Below is a block of records: output all of them exactly and leave out the pictures.

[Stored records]
════════════════
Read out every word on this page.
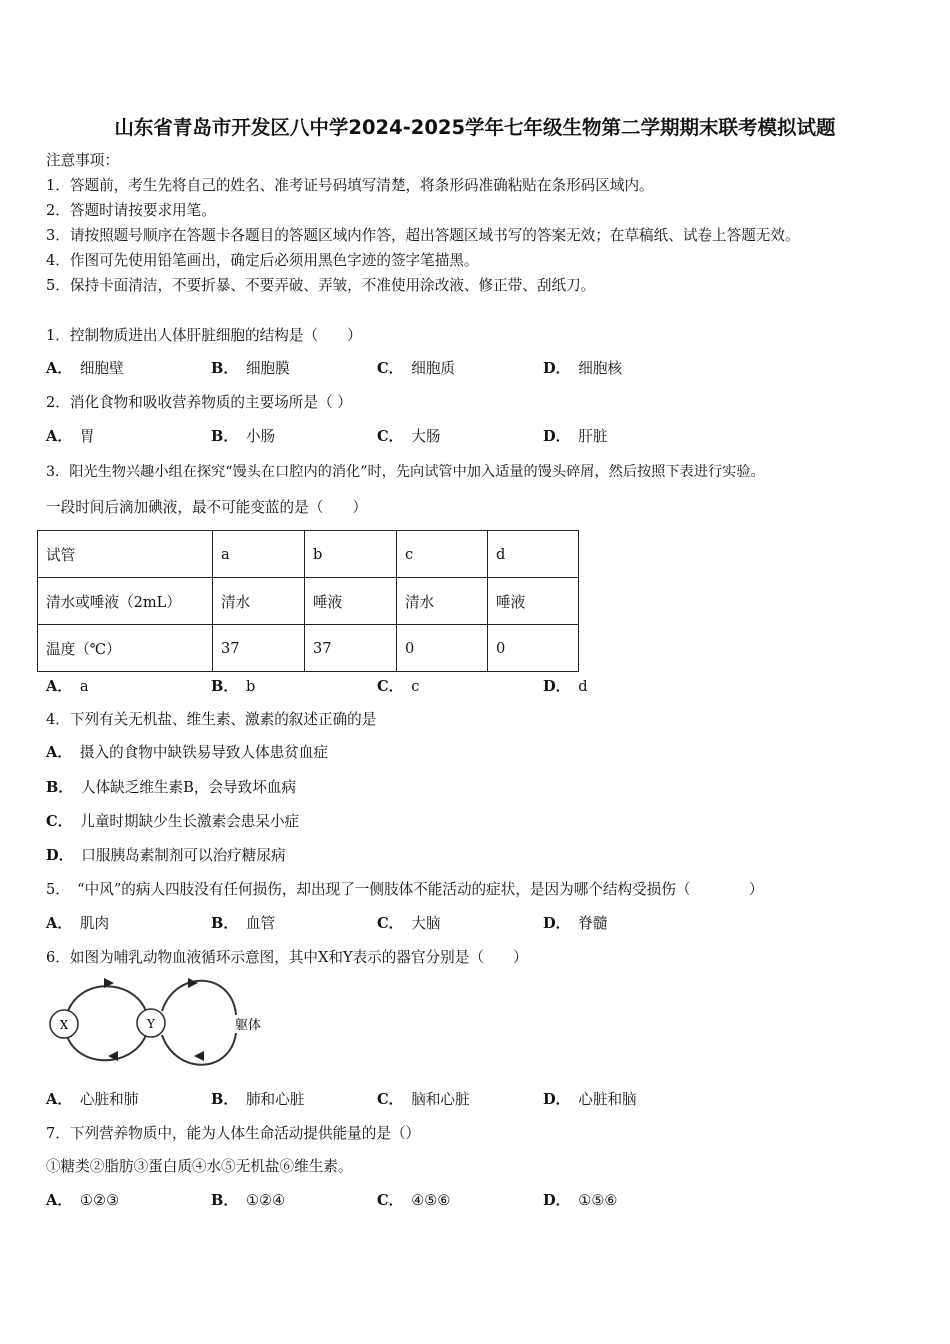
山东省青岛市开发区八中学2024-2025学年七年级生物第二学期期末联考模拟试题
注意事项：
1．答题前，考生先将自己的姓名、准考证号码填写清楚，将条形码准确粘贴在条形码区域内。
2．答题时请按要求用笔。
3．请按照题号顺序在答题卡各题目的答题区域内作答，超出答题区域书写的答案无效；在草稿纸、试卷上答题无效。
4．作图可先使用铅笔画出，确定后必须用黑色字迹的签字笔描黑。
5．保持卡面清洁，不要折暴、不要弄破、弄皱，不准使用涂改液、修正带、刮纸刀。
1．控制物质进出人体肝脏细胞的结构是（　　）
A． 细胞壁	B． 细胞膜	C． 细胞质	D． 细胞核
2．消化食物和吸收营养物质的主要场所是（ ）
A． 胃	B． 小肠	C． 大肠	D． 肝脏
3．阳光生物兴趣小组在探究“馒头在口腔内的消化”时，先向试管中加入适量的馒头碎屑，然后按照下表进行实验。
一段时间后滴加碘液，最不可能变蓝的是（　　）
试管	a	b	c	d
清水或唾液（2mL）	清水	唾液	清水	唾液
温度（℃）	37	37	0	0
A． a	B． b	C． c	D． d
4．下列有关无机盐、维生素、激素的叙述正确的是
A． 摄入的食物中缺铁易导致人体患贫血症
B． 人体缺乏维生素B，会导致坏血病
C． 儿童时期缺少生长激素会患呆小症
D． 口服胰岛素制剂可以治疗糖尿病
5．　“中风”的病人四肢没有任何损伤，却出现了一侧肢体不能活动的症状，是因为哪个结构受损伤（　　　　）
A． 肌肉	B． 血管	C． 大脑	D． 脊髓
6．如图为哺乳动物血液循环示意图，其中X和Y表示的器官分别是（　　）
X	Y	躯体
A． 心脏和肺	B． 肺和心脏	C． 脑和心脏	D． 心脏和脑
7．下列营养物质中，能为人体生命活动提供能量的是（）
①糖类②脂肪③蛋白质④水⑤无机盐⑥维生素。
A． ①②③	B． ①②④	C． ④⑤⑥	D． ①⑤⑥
════════════════
## Written response
Read out every word on this page.
山东省青岛市开发区八中学2024-2025学年七年级生物第二学期期末联考模拟试题
注意事项：
1．答题前，考生先将自己的姓名、准考证号码填写清楚，将条形码准确粘贴在条形码区域内。
2．答题时请按要求用笔。
3．请按照题号顺序在答题卡各题目的答题区域内作答，超出答题区域书写的答案无效；在草稿纸、试卷上答题无效。
4．作图可先使用铅笔画出，确定后必须用黑色字迹的签字笔描黑。
5．保持卡面清洁，不要折暴、不要弄破、弄皱，不准使用涂改液、修正带、刮纸刀。
1．控制物质进出人体肝脏细胞的结构是（　　）
A． 细胞壁	B． 细胞膜	C． 细胞质	D． 细胞核
2．消化食物和吸收营养物质的主要场所是（ ）
A． 胃	B． 小肠	C． 大肠	D． 肝脏
3．阳光生物兴趣小组在探究“馒头在口腔内的消化”时，先向试管中加入适量的馒头碎屑，然后按照下表进行实验。
一段时间后滴加碘液，最不可能变蓝的是（　　）
试管	a	b	c	d
清水或唾液（2mL）	清水	唾液	清水	唾液
温度（℃）	37	37	0	0
A． a	B． b	C． c	D． d
4．下列有关无机盐、维生素、激素的叙述正确的是
A． 摄入的食物中缺铁易导致人体患贫血症
B． 人体缺乏维生素B，会导致坏血病
C． 儿童时期缺少生长激素会患呆小症
D． 口服胰岛素制剂可以治疗糖尿病
5．　“中风”的病人四肢没有任何损伤，却出现了一侧肢体不能活动的症状，是因为哪个结构受损伤（　　　　）
A． 肌肉	B． 血管	C． 大脑	D． 脊髓
6．如图为哺乳动物血液循环示意图，其中X和Y表示的器官分别是（　　）
X	Y	躯体
A． 心脏和肺	B． 肺和心脏	C． 脑和心脏	D． 心脏和脑
7．下列营养物质中，能为人体生命活动提供能量的是（）
①糖类②脂肪③蛋白质④水⑤无机盐⑥维生素。
A． ①②③	B． ①②④	C． ④⑤⑥	D． ①⑤⑥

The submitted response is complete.